[Dataset entries]
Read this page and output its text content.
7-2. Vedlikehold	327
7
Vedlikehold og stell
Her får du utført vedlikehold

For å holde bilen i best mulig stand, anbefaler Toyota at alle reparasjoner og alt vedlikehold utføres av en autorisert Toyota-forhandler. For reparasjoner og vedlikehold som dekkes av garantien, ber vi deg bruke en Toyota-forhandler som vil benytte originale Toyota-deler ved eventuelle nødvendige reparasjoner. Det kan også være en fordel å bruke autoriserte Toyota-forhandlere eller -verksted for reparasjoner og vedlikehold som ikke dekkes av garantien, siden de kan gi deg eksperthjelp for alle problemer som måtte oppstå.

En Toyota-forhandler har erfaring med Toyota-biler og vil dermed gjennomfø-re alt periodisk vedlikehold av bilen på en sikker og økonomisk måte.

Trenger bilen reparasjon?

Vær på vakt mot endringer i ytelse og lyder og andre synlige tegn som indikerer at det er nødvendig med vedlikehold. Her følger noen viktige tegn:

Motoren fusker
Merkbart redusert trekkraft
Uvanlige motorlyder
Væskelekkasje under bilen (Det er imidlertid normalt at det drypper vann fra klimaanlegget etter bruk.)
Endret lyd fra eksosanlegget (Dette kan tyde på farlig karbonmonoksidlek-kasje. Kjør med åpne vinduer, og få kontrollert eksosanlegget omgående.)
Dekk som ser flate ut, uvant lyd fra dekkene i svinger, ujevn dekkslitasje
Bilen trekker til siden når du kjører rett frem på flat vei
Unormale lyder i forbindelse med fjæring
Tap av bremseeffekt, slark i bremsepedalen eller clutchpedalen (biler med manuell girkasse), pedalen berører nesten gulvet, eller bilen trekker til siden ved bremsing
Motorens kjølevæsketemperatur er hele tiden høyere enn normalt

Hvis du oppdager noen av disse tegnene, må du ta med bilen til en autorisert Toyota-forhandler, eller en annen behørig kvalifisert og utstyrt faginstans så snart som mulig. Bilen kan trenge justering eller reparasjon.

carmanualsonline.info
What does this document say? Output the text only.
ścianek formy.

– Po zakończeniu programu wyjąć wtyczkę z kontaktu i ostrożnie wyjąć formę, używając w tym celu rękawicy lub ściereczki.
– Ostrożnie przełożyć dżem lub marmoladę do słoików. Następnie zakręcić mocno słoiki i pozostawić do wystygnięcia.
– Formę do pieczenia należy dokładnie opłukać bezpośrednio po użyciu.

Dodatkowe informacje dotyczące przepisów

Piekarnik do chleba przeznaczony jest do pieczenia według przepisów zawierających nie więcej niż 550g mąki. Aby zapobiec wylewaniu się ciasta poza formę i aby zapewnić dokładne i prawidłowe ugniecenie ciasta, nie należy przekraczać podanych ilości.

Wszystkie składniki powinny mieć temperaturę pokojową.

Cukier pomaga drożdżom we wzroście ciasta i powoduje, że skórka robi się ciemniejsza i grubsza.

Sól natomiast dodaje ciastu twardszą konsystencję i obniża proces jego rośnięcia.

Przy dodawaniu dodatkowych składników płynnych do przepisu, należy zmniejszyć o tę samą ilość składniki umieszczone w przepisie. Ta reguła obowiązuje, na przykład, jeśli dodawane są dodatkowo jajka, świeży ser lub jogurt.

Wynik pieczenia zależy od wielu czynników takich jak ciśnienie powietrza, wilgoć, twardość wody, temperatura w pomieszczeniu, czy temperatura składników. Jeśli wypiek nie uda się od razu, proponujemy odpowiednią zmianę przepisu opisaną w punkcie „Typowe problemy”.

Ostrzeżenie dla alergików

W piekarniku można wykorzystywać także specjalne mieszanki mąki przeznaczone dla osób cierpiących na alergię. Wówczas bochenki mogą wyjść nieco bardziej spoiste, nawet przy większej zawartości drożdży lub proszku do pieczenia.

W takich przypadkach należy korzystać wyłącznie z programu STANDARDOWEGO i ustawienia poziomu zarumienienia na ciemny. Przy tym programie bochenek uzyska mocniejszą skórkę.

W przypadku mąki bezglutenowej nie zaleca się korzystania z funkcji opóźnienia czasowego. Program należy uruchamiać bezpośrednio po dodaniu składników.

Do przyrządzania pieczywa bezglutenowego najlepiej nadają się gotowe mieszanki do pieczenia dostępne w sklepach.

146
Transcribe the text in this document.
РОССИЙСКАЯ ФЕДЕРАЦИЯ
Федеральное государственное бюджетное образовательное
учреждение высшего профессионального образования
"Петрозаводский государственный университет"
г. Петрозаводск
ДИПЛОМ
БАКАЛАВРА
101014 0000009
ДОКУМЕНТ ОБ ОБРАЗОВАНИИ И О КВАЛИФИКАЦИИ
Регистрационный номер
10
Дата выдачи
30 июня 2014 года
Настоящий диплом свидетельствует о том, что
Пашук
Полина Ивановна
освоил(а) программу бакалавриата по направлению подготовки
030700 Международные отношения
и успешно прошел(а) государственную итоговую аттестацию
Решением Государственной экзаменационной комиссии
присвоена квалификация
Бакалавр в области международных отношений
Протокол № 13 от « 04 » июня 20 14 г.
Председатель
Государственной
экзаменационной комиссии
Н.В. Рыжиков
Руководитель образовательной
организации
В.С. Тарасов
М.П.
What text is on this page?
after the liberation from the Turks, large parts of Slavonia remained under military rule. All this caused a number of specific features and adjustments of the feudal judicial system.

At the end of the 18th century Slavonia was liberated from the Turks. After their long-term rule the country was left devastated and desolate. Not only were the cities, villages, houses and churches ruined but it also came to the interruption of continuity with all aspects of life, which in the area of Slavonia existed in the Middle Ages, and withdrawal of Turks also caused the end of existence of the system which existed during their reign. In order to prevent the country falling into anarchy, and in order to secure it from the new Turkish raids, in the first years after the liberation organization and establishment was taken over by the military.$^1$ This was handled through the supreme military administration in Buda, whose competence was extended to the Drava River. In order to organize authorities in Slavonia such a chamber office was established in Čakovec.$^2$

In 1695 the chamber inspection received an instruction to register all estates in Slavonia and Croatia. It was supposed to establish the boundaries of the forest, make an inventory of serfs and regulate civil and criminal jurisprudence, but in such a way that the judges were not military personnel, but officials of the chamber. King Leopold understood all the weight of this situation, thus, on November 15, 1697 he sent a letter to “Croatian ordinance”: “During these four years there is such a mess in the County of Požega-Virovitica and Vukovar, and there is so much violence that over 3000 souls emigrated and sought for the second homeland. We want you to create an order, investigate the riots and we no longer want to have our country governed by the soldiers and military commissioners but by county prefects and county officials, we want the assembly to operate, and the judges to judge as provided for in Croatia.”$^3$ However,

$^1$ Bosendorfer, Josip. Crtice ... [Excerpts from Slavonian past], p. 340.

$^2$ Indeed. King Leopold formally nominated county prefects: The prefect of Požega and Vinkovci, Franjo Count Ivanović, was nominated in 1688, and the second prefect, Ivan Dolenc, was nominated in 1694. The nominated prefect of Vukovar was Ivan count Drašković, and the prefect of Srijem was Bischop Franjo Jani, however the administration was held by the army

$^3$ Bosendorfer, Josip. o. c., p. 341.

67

■ Task brief:
List all lines above in which the string "mieszanki" appears.

■ Solution to this task:
W piekarniku można wykorzystywać także specjalne mieszanki mąki przeznaczone dla osób cierpiących na alergię. Wówczas bochenki mogą wyjść nieco bardziej spoiste, nawet przy większej zawartości drożdży lub proszku do pieczenia.
Do przyrządzania pieczywa bezglutenowego najlepiej nadają się gotowe mieszanki do pieczenia dostępne w sklepach.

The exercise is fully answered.